-------- DATA ROWS
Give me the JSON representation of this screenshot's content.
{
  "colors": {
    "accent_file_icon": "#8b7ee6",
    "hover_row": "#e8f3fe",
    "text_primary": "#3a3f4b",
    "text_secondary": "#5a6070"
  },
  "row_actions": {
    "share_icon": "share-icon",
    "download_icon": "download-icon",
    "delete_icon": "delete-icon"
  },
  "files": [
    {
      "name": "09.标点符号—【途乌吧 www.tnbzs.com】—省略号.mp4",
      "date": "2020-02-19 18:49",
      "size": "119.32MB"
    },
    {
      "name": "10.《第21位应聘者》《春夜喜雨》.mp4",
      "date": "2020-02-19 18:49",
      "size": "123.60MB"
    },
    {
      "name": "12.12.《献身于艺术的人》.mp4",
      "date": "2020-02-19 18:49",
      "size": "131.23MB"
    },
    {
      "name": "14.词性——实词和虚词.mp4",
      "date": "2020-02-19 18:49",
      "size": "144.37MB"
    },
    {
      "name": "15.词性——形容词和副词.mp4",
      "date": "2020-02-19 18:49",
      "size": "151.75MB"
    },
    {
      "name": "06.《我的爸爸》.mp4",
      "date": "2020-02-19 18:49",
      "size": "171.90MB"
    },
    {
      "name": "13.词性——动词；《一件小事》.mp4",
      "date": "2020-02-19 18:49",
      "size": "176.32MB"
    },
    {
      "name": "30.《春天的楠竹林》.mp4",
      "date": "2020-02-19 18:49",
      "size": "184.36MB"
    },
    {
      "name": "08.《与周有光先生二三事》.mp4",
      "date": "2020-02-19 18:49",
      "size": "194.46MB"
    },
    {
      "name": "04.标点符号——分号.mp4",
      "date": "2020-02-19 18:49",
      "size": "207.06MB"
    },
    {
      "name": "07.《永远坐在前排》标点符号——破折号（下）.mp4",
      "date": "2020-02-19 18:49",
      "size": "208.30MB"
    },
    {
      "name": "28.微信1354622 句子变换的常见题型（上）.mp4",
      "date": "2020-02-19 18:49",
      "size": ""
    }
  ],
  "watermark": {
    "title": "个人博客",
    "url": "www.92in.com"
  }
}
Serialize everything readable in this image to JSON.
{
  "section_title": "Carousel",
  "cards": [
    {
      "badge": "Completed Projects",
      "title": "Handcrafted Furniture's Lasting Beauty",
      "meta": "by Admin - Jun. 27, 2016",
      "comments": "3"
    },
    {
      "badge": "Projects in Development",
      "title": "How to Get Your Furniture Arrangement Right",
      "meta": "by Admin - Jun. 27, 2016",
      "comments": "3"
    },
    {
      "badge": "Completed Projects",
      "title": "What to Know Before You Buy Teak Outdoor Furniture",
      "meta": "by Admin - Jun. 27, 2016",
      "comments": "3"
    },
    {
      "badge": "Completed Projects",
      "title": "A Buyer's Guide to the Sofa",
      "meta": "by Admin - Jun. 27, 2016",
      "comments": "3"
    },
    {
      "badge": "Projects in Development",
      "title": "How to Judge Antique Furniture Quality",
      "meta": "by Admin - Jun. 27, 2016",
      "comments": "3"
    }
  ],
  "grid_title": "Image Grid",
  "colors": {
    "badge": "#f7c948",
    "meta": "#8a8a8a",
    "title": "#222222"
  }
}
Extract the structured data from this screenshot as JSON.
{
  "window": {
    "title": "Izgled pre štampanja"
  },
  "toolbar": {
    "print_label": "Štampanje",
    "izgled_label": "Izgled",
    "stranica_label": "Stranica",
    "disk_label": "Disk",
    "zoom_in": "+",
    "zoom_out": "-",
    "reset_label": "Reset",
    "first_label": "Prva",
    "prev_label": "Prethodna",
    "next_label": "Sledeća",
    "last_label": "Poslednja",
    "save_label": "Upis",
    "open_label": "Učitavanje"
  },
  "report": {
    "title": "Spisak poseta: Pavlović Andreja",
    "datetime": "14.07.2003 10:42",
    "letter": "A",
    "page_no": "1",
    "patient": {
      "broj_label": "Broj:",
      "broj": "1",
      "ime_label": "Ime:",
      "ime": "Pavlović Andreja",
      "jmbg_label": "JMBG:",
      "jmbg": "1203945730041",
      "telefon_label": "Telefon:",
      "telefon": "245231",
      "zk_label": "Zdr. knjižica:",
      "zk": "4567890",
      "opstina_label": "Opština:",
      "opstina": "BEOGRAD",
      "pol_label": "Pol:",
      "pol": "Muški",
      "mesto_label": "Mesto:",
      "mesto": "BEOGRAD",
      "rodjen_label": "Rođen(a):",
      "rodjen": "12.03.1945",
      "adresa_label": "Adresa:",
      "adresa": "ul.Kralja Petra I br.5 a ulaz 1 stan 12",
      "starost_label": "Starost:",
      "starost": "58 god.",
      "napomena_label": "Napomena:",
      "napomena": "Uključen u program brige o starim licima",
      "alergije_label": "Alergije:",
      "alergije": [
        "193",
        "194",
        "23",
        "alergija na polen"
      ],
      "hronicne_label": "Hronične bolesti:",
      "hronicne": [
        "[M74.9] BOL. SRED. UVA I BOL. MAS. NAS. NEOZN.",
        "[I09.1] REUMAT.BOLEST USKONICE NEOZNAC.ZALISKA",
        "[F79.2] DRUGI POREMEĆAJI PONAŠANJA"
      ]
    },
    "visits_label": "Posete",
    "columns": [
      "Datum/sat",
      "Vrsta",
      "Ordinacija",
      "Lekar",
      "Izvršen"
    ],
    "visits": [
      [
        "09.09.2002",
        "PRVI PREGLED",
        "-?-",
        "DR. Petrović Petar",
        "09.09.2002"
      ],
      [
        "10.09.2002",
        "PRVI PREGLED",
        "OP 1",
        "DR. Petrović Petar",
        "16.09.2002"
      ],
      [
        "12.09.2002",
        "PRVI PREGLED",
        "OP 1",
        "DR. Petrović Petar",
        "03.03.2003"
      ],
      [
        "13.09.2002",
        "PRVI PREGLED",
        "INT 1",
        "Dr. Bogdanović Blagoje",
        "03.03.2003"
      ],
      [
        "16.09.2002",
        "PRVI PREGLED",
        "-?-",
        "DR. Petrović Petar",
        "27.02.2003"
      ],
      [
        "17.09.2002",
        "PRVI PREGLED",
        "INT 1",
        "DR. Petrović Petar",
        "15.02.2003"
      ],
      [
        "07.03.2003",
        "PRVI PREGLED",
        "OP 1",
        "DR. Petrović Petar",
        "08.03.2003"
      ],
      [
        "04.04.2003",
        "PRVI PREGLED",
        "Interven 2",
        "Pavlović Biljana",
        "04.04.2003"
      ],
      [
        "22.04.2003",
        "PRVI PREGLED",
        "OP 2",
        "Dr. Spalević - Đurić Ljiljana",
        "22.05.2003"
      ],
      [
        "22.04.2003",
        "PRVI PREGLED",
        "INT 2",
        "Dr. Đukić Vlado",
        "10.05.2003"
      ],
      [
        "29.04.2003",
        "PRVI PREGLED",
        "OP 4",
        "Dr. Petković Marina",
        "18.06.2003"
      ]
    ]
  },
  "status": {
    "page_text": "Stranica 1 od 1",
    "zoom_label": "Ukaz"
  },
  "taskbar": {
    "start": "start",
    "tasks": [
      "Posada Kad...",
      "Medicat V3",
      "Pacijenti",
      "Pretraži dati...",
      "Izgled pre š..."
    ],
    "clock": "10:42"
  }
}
----------------
**TASK DIRECTIONS:**
Repeat the data verbatim.

**WRITTEN SOLUTION:**
Give me the JSON representation of this screenshot's content.
{
  "colors": {
    "accent_file_icon": "#8b7ee6",
    "hover_row": "#e8f3fe",
    "text_primary": "#3a3f4b",
    "text_secondary": "#5a6070"
  },
  "row_actions": {
    "share_icon": "share-icon",
    "download_icon": "download-icon",
    "delete_icon": "delete-icon"
  },
  "files": [
    {
      "name": "09.标点符号—【途乌吧 www.tnbzs.com】—省略号.mp4",
      "date": "2020-02-19 18:49",
      "size": "119.32MB"
    },
    {
      "name": "10.《第21位应聘者》《春夜喜雨》.mp4",
      "date": "2020-02-19 18:49",
      "size": "123.60MB"
    },
    {
      "name": "12.12.《献身于艺术的人》.mp4",
      "date": "2020-02-19 18:49",
      "size": "131.23MB"
    },
    {
      "name": "14.词性——实词和虚词.mp4",
      "date": "2020-02-19 18:49",
      "size": "144.37MB"
    },
    {
      "name": "15.词性——形容词和副词.mp4",
      "date": "2020-02-19 18:49",
      "size": "151.75MB"
    },
    {
      "name": "06.《我的爸爸》.mp4",
      "date": "2020-02-19 18:49",
      "size": "171.90MB"
    },
    {
      "name": "13.词性——动词；《一件小事》.mp4",
      "date": "2020-02-19 18:49",
      "size": "176.32MB"
    },
    {
      "name": "30.《春天的楠竹林》.mp4",
      "date": "2020-02-19 18:49",
      "size": "184.36MB"
    },
    {
      "name": "08.《与周有光先生二三事》.mp4",
      "date": "2020-02-19 18:49",
      "size": "194.46MB"
    },
    {
      "name": "04.标点符号——分号.mp4",
      "date": "2020-02-19 18:49",
      "size": "207.06MB"
    },
    {
      "name": "07.《永远坐在前排》标点符号——破折号（下）.mp4",
      "date": "2020-02-19 18:49",
      "size": "208.30MB"
    },
    {
      "name": "28.微信1354622 句子变换的常见题型（上）.mp4",
      "date": "2020-02-19 18:49",
      "size": ""
    }
  ],
  "watermark": {
    "title": "个人博客",
    "url": "www.92in.com"
  }
}
Serialize everything readable in this image to JSON.
{
  "section_title": "Carousel",
  "cards": [
    {
      "badge": "Completed Projects",
      "title": "Handcrafted Furniture's Lasting Beauty",
      "meta": "by Admin - Jun. 27, 2016",
      "comments": "3"
    },
    {
      "badge": "Projects in Development",
      "title": "How to Get Your Furniture Arrangement Right",
      "meta": "by Admin - Jun. 27, 2016",
      "comments": "3"
    },
    {
      "badge": "Completed Projects",
      "title": "What to Know Before You Buy Teak Outdoor Furniture",
      "meta": "by Admin - Jun. 27, 2016",
      "comments": "3"
    },
    {
      "badge": "Completed Projects",
      "title": "A Buyer's Guide to the Sofa",
      "meta": "by Admin - Jun. 27, 2016",
      "comments": "3"
    },
    {
      "badge": "Projects in Development",
      "title": "How to Judge Antique Furniture Quality",
      "meta": "by Admin - Jun. 27, 2016",
      "comments": "3"
    }
  ],
  "grid_title": "Image Grid",
  "colors": {
    "badge": "#f7c948",
    "meta": "#8a8a8a",
    "title": "#222222"
  }
}
Extract the structured data from this screenshot as JSON.
{
  "window": {
    "title": "Izgled pre štampanja"
  },
  "toolbar": {
    "print_label": "Štampanje",
    "izgled_label": "Izgled",
    "stranica_label": "Stranica",
    "disk_label": "Disk",
    "zoom_in": "+",
    "zoom_out": "-",
    "reset_label": "Reset",
    "first_label": "Prva",
    "prev_label": "Prethodna",
    "next_label": "Sledeća",
    "last_label": "Poslednja",
    "save_label": "Upis",
    "open_label": "Učitavanje"
  },
  "report": {
    "title": "Spisak poseta: Pavlović Andreja",
    "datetime": "14.07.2003 10:42",
    "letter": "A",
    "page_no": "1",
    "patient": {
      "broj_label": "Broj:",
      "broj": "1",
      "ime_label": "Ime:",
      "ime": "Pavlović Andreja",
      "jmbg_label": "JMBG:",
      "jmbg": "1203945730041",
      "telefon_label": "Telefon:",
      "telefon": "245231",
      "zk_label": "Zdr. knjižica:",
      "zk": "4567890",
      "opstina_label": "Opština:",
      "opstina": "BEOGRAD",
      "pol_label": "Pol:",
      "pol": "Muški",
      "mesto_label": "Mesto:",
      "mesto": "BEOGRAD",
      "rodjen_label": "Rođen(a):",
      "rodjen": "12.03.1945",
      "adresa_label": "Adresa:",
      "adresa": "ul.Kralja Petra I br.5 a ulaz 1 stan 12",
      "starost_label": "Starost:",
      "starost": "58 god.",
      "napomena_label": "Napomena:",
      "napomena": "Uključen u program brige o starim licima",
      "alergije_label": "Alergije:",
      "alergije": [
        "193",
        "194",
        "23",
        "alergija na polen"
      ],
      "hronicne_label": "Hronične bolesti:",
      "hronicne": [
        "[M74.9] BOL. SRED. UVA I BOL. MAS. NAS. NEOZN.",
        "[I09.1] REUMAT.BOLEST USKONICE NEOZNAC.ZALISKA",
        "[F79.2] DRUGI POREMEĆAJI PONAŠANJA"
      ]
    },
    "visits_label": "Posete",
    "columns": [
      "Datum/sat",
      "Vrsta",
      "Ordinacija",
      "Lekar",
      "Izvršen"
    ],
    "visits": [
      [
        "09.09.2002",
        "PRVI PREGLED",
        "-?-",
        "DR. Petrović Petar",
        "09.09.2002"
      ],
      [
        "10.09.2002",
        "PRVI PREGLED",
        "OP 1",
        "DR. Petrović Petar",
        "16.09.2002"
      ],
      [
        "12.09.2002",
        "PRVI PREGLED",
        "OP 1",
        "DR. Petrović Petar",
        "03.03.2003"
      ],
      [
        "13.09.2002",
        "PRVI PREGLED",
        "INT 1",
        "Dr. Bogdanović Blagoje",
        "03.03.2003"
      ],
      [
        "16.09.2002",
        "PRVI PREGLED",
        "-?-",
        "DR. Petrović Petar",
        "27.02.2003"
      ],
      [
        "17.09.2002",
        "PRVI PREGLED",
        "INT 1",
        "DR. Petrović Petar",
        "15.02.2003"
      ],
      [
        "07.03.2003",
        "PRVI PREGLED",
        "OP 1",
        "DR. Petrović Petar",
        "08.03.2003"
      ],
      [
        "04.04.2003",
        "PRVI PREGLED",
        "Interven 2",
        "Pavlović Biljana",
        "04.04.2003"
      ],
      [
        "22.04.2003",
        "PRVI PREGLED",
        "OP 2",
        "Dr. Spalević - Đurić Ljiljana",
        "22.05.2003"
      ],
      [
        "22.04.2003",
        "PRVI PREGLED",
        "INT 2",
        "Dr. Đukić Vlado",
        "10.05.2003"
      ],
      [
        "29.04.2003",
        "PRVI PREGLED",
        "OP 4",
        "Dr. Petković Marina",
        "18.06.2003"
      ]
    ]
  },
  "status": {
    "page_text": "Stranica 1 od 1",
    "zoom_label": "Ukaz"
  },
  "taskbar": {
    "start": "start",
    "tasks": [
      "Posada Kad...",
      "Medicat V3",
      "Pacijenti",
      "Pretraži dati...",
      "Izgled pre š..."
    ],
    "clock": "10:42"
  }
}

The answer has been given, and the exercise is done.